Each entry below should be echoed exactly, with pictures omitted.

= = =

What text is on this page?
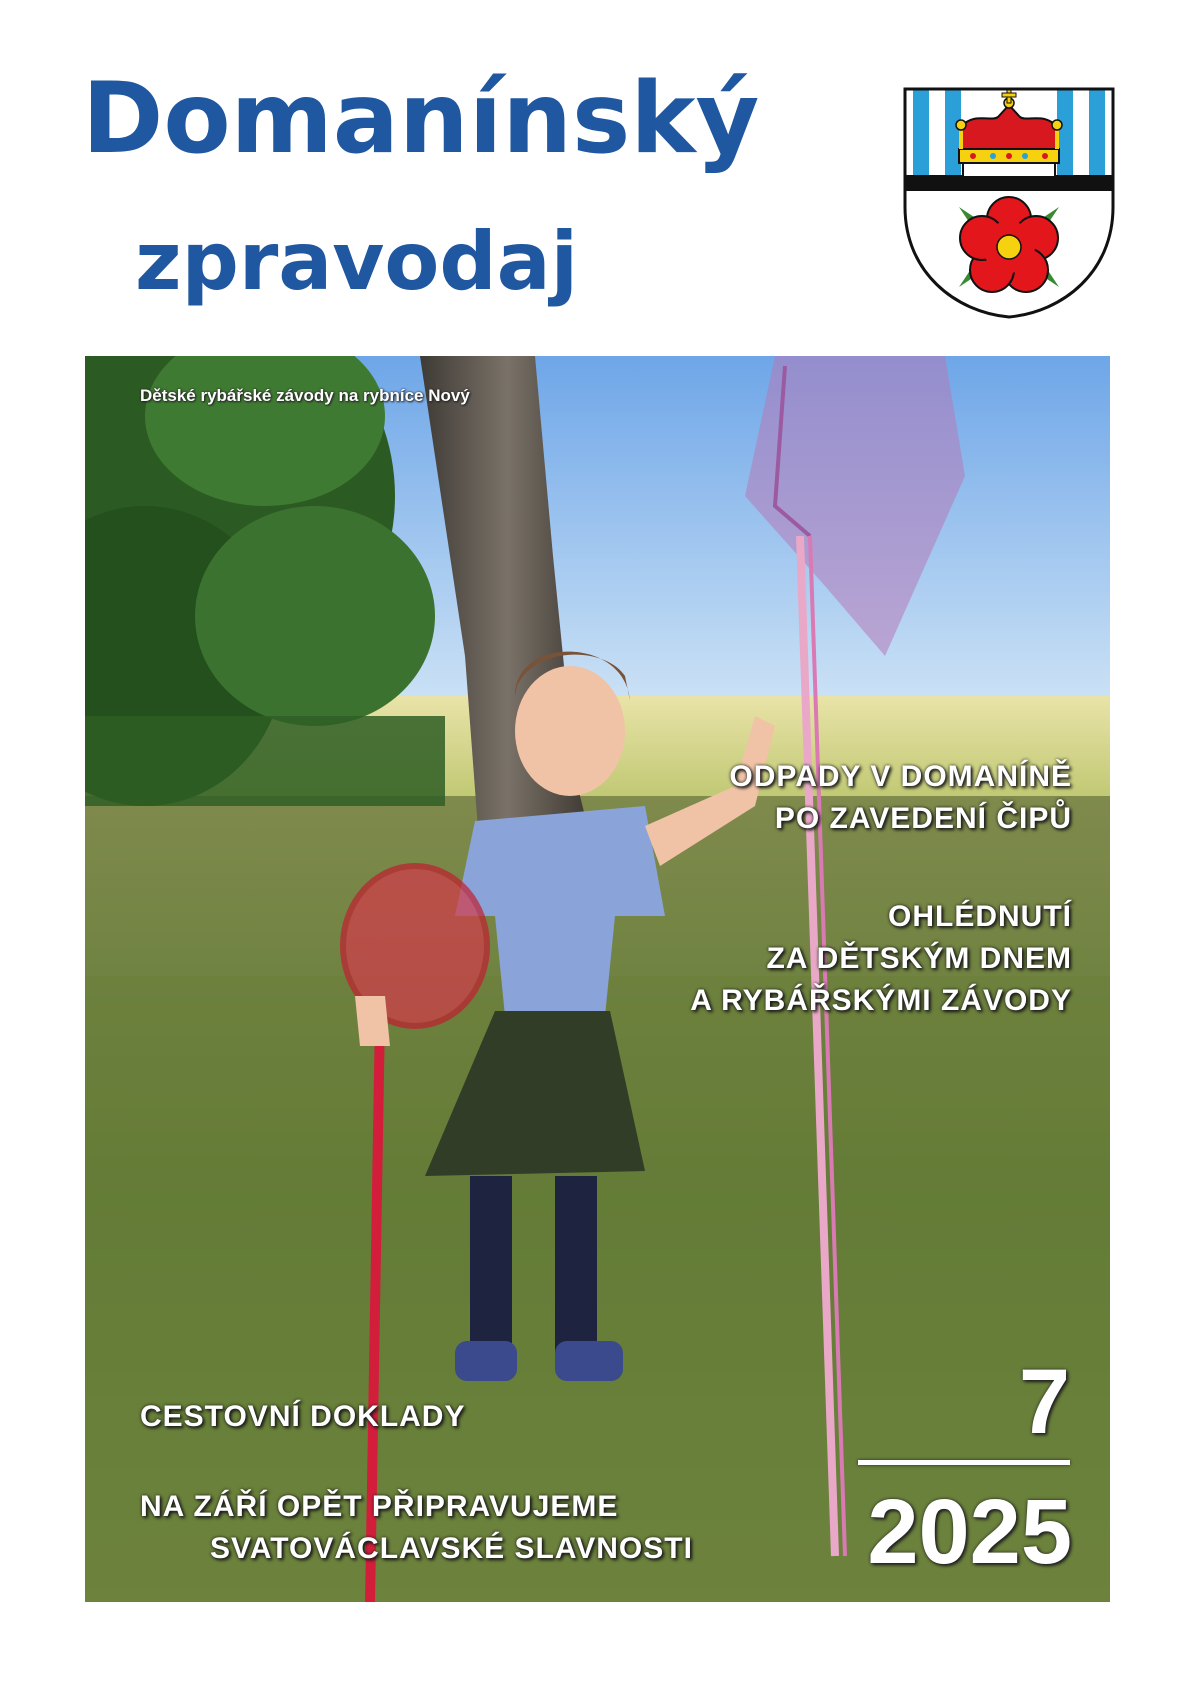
Domanínský
zpravodaj
Dětské rybářské závody na rybníce Nový
ODPADY V DOMANÍNĚ
PO ZAVEDENÍ ČIPŮ
OHLÉDNUTÍ
ZA DĚTSKÝM DNEM
A RYBÁŘSKÝMI ZÁVODY
CESTOVNÍ DOKLADY
NA ZÁŘÍ OPĚT PŘIPRAVUJEME
SVATOVÁCLAVSKÉ SLAVNOSTI
7
2025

= = =

● **Output for this exercise**:
What text is on this page?
Domanínský
zpravodaj
Dětské rybářské závody na rybníce Nový
ODPADY V DOMANÍNĚ
PO ZAVEDENÍ ČIPŮ
OHLÉDNUTÍ
ZA DĚTSKÝM DNEM
A RYBÁŘSKÝMI ZÁVODY
CESTOVNÍ DOKLADY
NA ZÁŘÍ OPĚT PŘIPRAVUJEME
SVATOVÁCLAVSKÉ SLAVNOSTI
7
2025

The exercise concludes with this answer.